> [Aim]:
Where a line holds the word "Lateral", copy that line.

> [Provided records]:

>> Start

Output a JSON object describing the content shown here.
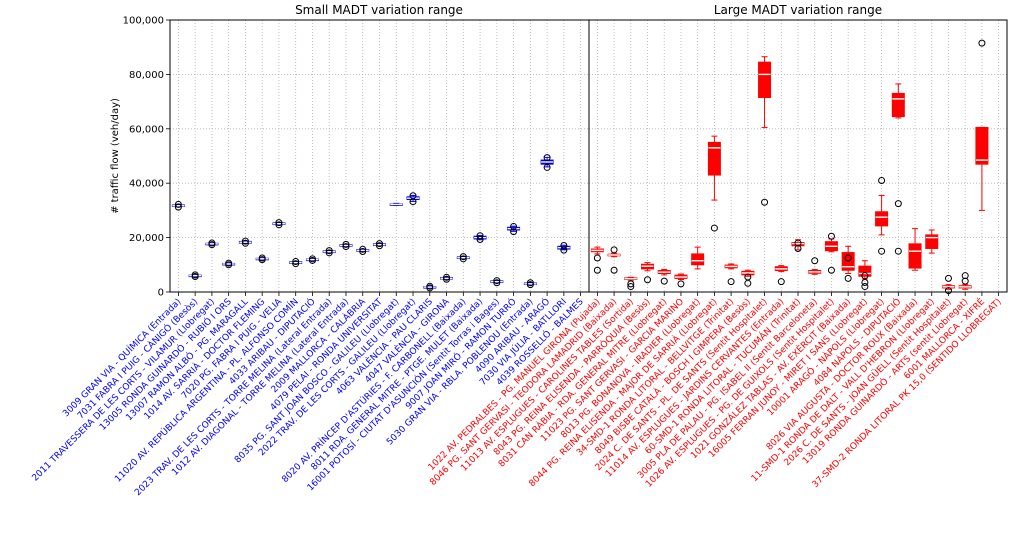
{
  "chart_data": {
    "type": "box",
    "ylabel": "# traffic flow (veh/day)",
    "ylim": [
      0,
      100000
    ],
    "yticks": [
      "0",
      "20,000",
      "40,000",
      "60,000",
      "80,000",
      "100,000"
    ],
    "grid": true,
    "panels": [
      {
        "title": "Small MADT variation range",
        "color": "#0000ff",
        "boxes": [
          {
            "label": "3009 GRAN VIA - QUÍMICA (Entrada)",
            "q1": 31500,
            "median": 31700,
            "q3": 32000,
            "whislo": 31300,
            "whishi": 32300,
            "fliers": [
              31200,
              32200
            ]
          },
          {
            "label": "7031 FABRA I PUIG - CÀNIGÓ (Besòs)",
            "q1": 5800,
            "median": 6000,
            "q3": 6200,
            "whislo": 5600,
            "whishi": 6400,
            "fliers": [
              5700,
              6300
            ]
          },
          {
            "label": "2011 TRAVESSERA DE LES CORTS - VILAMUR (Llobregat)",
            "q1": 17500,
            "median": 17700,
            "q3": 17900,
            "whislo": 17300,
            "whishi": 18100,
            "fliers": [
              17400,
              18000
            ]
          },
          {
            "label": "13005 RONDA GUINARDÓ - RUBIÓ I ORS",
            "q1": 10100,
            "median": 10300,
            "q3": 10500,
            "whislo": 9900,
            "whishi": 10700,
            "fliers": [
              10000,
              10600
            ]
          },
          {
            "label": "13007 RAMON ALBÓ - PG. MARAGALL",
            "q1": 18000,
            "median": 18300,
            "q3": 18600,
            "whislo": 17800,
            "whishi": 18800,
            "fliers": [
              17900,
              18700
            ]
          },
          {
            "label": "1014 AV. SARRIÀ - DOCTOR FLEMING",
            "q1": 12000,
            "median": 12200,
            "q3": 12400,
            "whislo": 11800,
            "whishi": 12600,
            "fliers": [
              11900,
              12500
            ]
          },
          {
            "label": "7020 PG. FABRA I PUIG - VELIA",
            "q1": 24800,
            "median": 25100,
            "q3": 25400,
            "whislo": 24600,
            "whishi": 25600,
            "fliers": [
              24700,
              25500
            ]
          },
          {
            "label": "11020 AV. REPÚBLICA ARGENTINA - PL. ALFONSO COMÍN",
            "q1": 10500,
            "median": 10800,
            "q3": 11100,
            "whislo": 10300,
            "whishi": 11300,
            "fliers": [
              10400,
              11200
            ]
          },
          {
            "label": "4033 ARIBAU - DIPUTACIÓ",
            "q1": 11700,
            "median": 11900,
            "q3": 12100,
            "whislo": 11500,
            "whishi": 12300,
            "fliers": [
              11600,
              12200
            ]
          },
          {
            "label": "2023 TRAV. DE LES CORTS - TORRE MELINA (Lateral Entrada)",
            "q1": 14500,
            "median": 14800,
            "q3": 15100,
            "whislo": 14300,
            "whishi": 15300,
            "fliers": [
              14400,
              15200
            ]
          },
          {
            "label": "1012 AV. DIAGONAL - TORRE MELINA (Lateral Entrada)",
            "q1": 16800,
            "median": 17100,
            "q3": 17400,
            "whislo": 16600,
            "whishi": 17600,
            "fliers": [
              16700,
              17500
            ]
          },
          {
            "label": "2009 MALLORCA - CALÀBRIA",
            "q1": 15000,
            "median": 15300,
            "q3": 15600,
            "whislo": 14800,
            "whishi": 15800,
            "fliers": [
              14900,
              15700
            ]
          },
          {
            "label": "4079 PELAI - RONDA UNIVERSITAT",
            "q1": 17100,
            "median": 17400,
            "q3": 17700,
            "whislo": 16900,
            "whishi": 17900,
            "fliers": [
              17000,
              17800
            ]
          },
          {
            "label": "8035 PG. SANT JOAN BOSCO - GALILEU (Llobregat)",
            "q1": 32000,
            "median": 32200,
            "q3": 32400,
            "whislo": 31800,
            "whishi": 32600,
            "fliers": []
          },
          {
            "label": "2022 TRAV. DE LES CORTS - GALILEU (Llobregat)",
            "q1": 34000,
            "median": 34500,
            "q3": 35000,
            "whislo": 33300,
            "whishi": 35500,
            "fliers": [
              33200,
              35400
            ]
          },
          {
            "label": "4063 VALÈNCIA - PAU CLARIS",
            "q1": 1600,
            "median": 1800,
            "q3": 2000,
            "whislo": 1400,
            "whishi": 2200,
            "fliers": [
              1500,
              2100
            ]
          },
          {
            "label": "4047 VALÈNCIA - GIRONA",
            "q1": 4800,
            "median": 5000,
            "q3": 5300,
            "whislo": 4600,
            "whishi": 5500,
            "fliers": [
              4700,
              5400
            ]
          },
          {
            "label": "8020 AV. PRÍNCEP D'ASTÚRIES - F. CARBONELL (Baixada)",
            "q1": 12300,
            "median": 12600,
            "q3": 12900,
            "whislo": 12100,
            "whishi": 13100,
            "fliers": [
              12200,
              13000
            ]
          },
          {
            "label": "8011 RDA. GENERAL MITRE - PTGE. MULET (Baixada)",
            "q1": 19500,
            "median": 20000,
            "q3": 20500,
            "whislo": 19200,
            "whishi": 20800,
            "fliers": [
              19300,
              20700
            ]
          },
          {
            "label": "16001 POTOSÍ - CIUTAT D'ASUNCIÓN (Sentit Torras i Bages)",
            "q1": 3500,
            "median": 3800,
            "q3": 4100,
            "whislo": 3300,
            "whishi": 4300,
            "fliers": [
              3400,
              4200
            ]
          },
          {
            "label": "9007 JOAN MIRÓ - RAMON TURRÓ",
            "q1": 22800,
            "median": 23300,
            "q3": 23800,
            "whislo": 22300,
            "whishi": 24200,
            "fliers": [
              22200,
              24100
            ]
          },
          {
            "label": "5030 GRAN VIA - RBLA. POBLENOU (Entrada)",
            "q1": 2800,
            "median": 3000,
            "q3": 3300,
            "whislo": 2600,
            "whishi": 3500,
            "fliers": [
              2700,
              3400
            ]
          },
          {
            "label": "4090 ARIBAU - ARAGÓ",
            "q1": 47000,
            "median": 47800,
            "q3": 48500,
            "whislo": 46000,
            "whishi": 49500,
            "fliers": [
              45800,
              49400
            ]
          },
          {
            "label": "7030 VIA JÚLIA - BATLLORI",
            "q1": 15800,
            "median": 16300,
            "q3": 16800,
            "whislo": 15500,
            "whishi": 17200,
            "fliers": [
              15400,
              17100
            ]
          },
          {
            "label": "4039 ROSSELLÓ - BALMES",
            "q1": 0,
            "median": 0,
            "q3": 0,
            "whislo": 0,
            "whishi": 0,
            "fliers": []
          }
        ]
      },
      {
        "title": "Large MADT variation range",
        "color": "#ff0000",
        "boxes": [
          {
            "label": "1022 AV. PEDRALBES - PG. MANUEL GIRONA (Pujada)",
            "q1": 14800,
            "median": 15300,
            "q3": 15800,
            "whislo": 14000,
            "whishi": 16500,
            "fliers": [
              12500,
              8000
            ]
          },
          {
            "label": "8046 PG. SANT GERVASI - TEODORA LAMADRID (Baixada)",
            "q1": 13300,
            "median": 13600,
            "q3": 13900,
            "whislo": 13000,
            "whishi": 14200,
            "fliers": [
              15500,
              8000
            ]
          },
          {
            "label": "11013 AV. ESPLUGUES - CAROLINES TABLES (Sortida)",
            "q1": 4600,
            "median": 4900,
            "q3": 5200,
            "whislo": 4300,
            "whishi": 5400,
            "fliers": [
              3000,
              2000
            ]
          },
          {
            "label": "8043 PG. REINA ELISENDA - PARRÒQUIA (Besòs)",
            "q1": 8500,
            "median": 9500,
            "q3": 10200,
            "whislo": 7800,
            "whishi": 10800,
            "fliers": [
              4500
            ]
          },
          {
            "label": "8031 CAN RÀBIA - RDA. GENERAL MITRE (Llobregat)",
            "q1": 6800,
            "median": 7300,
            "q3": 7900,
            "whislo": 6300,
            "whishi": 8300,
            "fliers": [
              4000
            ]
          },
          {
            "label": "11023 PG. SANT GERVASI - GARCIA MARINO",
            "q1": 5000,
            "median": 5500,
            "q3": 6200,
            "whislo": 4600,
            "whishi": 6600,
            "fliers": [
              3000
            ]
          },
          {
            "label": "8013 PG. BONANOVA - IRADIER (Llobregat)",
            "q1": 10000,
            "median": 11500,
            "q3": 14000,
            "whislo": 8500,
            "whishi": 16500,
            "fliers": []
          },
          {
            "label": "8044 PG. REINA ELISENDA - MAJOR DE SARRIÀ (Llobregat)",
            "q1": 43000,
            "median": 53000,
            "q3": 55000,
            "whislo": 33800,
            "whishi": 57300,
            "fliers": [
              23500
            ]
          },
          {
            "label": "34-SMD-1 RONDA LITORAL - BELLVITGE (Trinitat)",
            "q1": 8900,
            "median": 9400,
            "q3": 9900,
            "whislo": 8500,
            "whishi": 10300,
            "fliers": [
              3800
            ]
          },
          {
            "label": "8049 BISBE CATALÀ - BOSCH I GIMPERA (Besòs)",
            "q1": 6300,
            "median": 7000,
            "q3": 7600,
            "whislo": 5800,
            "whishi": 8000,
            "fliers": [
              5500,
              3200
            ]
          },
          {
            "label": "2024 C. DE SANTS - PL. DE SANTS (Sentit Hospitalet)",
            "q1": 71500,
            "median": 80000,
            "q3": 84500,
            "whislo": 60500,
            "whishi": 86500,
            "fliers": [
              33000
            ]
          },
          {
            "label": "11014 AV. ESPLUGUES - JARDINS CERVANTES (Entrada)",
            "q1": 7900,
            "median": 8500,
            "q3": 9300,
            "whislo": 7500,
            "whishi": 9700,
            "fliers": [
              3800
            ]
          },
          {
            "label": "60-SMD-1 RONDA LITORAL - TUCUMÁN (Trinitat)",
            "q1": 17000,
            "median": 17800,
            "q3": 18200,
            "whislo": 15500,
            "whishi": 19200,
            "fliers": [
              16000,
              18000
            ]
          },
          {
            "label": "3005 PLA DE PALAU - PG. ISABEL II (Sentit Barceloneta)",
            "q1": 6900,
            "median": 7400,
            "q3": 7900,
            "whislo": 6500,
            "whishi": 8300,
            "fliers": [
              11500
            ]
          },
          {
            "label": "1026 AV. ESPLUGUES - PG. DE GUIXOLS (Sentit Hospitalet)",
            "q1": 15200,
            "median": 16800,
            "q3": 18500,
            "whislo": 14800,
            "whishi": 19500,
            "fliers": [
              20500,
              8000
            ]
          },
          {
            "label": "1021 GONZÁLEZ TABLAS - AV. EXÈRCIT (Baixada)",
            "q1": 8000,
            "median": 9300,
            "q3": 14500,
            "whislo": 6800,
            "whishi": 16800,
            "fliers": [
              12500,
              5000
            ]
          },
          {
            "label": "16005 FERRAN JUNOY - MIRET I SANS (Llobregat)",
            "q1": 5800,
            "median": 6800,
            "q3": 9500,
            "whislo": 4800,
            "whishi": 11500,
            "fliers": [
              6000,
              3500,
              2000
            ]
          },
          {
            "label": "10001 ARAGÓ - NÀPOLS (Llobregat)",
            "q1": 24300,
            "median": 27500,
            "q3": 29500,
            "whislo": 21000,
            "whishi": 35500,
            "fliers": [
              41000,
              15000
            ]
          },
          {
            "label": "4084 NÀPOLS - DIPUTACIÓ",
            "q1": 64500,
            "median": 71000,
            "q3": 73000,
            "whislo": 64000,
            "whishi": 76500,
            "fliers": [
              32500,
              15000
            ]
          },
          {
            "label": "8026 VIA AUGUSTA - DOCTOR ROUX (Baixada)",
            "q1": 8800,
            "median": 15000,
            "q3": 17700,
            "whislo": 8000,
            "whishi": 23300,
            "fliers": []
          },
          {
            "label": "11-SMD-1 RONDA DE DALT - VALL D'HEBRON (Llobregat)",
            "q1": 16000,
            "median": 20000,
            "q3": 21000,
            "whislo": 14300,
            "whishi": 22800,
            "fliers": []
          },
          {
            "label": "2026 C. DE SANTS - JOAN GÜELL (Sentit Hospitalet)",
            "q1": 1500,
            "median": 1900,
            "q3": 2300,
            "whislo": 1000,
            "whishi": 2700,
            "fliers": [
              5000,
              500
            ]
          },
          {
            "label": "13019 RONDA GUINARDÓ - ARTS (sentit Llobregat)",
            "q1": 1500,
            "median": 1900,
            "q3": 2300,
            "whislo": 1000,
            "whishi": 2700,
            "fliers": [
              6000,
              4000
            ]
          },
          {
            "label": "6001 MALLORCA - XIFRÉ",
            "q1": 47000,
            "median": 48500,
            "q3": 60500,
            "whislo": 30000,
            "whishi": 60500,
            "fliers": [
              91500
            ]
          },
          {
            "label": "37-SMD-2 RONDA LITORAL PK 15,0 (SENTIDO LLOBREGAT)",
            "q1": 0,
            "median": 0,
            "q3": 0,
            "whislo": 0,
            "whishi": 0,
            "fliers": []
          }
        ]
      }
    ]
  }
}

>> End
>> Start

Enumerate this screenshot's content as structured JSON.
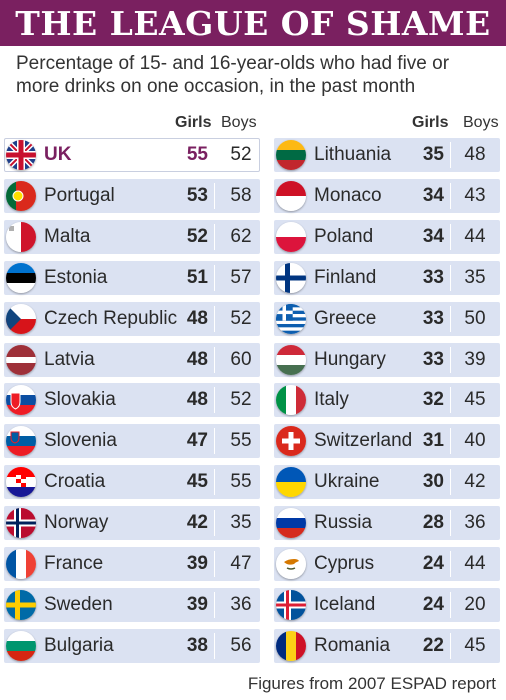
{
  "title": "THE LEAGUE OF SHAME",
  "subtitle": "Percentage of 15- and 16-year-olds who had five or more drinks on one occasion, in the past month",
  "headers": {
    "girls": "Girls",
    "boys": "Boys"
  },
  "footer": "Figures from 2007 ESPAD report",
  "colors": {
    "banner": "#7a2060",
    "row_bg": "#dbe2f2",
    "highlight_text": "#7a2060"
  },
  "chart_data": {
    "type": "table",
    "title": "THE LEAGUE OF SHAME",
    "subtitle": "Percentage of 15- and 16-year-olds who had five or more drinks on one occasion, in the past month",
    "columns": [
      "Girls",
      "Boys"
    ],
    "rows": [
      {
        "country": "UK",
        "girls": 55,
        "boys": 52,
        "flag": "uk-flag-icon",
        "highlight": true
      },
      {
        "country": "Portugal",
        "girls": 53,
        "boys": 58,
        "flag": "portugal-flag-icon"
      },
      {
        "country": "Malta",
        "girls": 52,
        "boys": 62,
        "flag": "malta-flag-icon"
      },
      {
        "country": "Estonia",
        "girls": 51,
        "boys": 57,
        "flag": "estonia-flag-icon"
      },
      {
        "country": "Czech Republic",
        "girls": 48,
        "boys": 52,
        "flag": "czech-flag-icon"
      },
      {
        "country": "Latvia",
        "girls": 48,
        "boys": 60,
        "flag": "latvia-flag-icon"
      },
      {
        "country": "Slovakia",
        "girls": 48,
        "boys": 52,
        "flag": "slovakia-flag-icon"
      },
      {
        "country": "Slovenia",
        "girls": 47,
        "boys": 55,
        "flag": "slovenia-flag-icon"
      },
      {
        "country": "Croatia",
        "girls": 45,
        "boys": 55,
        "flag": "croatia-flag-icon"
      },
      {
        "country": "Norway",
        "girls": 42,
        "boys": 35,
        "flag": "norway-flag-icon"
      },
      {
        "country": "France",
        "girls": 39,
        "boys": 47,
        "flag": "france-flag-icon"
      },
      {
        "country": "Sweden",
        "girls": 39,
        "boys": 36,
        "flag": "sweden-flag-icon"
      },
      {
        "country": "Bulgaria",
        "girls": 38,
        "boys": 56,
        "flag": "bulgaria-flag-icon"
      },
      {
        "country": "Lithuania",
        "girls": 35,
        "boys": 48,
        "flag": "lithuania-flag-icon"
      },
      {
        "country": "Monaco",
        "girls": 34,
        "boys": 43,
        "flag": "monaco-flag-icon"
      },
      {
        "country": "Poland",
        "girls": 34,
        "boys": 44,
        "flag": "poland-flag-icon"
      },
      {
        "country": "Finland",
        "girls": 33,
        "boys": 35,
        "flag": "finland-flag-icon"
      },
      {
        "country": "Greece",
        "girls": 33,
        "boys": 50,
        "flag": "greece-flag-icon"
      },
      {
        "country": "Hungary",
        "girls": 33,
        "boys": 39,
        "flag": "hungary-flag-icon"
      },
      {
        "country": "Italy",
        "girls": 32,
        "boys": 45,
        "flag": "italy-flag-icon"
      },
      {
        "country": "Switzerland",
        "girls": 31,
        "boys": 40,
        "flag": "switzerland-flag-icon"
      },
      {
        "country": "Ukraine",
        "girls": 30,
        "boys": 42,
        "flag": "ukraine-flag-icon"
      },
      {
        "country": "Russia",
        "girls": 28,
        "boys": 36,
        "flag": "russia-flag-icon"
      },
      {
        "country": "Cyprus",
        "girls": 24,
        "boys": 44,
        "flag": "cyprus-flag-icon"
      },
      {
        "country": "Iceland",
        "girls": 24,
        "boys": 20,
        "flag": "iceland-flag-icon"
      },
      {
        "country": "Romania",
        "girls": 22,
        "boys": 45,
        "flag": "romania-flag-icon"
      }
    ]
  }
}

>> End

> [Right answer]:
            "label": "2023 TRAV. DE LES CORTS - TORRE MELINA (Lateral Entrada)",
            "label": "1012 AV. DIAGONAL - TORRE MELINA (Lateral Entrada)",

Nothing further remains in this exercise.